| TEXT FOR ANALYSIS |
_ _ _ _ _

Andrea Apolo: At least in this small cohort, we didn't see the great benefit we saw with the bladder primary.
Sam Chang: And then hopefully small too, the positive surgical margin. Did you see any signal? Or hopefully you'll tell me and you'll say, well, there were just only one or 2% of positive surgical margins.
Andrea Apolo: 2.5%.
Sam Chang: So that's encouraging news. And then so it's too small probably perhaps to say that there's a difference between the combination.
Andrea Apolo: But actually the hazard issue was very impressive and it did look like there was a benefit, although wide, definitely it looked like patients benefited from adjuvant pembrolizumab.
Sam Chang: For those with positive surgical margins?
Andrea Apolo: Yes.
Sam Chang: So at least dictum from a surgical standpoint is of all the risk factors we know node positive, et cetera, but positive surgical margins from our standpoint, clearly puts those patients at risk for almost guaranteed recurrence in some way.
Andrea Apolo: And we don't know what to do with them. Right?
Sam Chang: Exactly.
Andrea Apolo: That's also...
Sam Chang: Exactly, so that's why I find this really helpful in that you're right, this was usually an exclusion from other trials. We don't know what to do. Is it adjuvant? Is it salvage in a sense because we've left disease behind? Is it measurable, is it not? And so the fact that there was at least a signal and that these were actually studied, I think a very important initial first step. So that's great. So as we looked at the landscape, looking at iOS in the adjuvant setting, do you think as you look at the data, the neoadjuvant chemo versus the no neoadjuvant treatment were last question regarding differences. Did you see a difference? Was there advantage if they hadn't seen neoadjuvant or were they, again, too small to compare? Tell us about that comparison.
Andrea Apolo: They actually both benefited. So whether they received neoadjuvant or not, both groups benefited from the adjuvant pembrolizumab.
Sam Chang: So today in patients that undergo radical cystectomy at this point, standard of care, if there are high risk patients, just as you outlined the lymph node positive, the positive surgical margin, T-3 plus disease, et cetera, those patients should at least be offered some type of adjuvant therapy. Don't you agree?

_ _ _ _ _

| GIVEN RECORDS |
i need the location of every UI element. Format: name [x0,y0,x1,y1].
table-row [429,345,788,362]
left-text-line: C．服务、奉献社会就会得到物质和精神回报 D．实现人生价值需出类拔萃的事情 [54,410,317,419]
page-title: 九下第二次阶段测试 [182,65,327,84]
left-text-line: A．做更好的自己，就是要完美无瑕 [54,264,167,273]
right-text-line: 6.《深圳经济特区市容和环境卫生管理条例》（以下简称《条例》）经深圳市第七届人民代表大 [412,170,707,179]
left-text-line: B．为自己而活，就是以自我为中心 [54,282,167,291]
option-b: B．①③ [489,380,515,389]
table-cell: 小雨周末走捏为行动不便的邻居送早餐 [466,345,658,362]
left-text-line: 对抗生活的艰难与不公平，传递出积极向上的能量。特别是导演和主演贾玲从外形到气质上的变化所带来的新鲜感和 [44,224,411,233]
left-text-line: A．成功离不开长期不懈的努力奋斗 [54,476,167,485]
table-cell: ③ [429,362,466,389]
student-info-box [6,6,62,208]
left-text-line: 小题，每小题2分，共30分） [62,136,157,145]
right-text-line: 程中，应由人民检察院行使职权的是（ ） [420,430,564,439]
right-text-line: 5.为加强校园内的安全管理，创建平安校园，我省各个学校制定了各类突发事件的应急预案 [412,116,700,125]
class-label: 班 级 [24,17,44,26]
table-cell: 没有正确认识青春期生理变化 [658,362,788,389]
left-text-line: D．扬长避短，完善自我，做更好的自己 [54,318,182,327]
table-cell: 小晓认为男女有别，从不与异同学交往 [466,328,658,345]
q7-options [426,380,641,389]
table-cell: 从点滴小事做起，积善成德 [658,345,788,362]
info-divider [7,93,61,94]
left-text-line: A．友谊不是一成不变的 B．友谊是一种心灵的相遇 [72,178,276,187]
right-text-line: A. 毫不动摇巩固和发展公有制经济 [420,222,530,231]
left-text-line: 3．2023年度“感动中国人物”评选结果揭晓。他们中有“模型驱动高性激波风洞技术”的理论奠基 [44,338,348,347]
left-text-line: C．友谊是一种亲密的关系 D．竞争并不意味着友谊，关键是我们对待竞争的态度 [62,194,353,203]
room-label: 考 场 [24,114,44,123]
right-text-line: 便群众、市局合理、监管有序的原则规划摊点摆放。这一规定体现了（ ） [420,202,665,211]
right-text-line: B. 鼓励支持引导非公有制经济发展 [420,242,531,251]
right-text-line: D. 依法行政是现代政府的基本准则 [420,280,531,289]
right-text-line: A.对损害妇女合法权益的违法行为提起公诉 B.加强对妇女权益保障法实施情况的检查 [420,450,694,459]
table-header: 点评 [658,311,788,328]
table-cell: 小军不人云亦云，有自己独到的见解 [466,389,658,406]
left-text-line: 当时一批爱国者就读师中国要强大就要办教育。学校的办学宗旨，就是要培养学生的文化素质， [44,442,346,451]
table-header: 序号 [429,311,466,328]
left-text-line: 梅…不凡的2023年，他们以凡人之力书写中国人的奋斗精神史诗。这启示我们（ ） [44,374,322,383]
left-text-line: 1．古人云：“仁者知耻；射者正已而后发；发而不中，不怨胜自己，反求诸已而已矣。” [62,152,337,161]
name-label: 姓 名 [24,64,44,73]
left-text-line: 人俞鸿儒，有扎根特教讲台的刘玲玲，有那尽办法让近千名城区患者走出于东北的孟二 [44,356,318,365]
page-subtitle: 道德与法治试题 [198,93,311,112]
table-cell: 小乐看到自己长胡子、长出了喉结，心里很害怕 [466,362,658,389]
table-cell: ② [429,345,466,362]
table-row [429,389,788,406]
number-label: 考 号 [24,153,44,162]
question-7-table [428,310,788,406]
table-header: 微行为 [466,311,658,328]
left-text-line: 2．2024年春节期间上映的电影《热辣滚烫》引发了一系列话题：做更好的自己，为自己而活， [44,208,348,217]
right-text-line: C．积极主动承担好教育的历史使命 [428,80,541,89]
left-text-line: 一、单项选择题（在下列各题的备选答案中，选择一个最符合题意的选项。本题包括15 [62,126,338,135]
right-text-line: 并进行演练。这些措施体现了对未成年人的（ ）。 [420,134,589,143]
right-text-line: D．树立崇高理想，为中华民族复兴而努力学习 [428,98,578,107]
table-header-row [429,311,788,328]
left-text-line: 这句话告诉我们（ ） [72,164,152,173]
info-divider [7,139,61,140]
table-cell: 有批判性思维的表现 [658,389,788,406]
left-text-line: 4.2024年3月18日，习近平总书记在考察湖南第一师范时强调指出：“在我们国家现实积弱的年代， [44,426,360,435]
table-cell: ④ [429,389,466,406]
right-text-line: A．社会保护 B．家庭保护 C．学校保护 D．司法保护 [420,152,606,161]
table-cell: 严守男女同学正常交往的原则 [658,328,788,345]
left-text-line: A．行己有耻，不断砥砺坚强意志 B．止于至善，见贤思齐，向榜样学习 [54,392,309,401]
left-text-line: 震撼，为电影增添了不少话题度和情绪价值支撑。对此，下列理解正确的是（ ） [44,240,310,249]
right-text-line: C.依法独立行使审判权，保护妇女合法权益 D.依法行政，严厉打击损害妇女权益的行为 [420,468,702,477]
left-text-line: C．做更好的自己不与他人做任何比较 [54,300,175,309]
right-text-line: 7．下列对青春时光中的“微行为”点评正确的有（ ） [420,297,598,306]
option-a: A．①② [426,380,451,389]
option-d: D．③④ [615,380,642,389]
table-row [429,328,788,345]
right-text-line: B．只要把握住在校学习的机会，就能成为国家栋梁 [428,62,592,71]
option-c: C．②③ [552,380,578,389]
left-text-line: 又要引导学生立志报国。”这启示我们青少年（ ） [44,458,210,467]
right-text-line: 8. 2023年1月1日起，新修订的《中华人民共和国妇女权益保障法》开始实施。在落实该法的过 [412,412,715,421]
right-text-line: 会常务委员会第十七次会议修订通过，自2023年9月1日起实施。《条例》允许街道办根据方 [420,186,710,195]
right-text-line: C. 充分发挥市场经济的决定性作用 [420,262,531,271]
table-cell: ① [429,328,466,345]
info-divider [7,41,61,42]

_ _ _ _ _

| TASKS TO PERFORM |
• A. In the conversation about adjuvant pembrolizumab, what percentage of positive surgical margins does Andrea Apolo report?
• B. List the high-risk features that Sam Chang names in his final remark in the conversation about adjuvant pembrolizumab.
• C. Continue the conversation about adjuvant pembrolizumab after radical cystectomy from where it stops.

| ANSWERS IN ORDER |
• A. 2.5%

• B.
- Lymph node positive
- Positive surgical margin
- T-3 plus disease

• C.
Andrea Apolo: I agree with that. And I think it's important to discuss with them the data we have, the disease-free survival benefit, that's pretty large. And the overall survival benefit is not mature yet. And I also think that there was a lot of crossover. So a lot of patients in the observation arm did go on to receive nivolumab or other checkpoint inhibitors.
Sam Chang: Right, right. Because the trial was going on as... Absolutely.
Andrea Apolo: Right. And that actually the trial was closed a little early after it accrued only 96% of the patients as opposed to a hundred because nivolumab became approved as adjuvant therapy for the same indication, muscle invasive urothelial carcinoma.
Sam Chang: Right. So for clinical equipoise for overall medical ethics, you've got to do. So if anything, you hate to conjecture, but if anything, perhaps actually the curves may be even wider in the fact that these patients that were the control patients may have actually or did receive additional therapy.
Andrea Apolo: That's right.
Sam Chang: Andrea, one of the reasons that, and you've led the program committee for urothelial carcinoma in the past through the late breaking abstracts, are the ones that we consider important, really important in terms of the next steps for standard of care. So thank you so much for spending some time with us, and thank you for helping to lead this effort doing any cooperative group trial takes just as you said, a lot of effort from a lot of different-
Andrea Apolo: And perseverance.
Sam Chang: ... individuals and patience. Exactly, exactly. And strength of character, all those things. So we want to say thanks and congratulations, and we look forward to the overall survival date as well.
Andrea Apolo: Thank you.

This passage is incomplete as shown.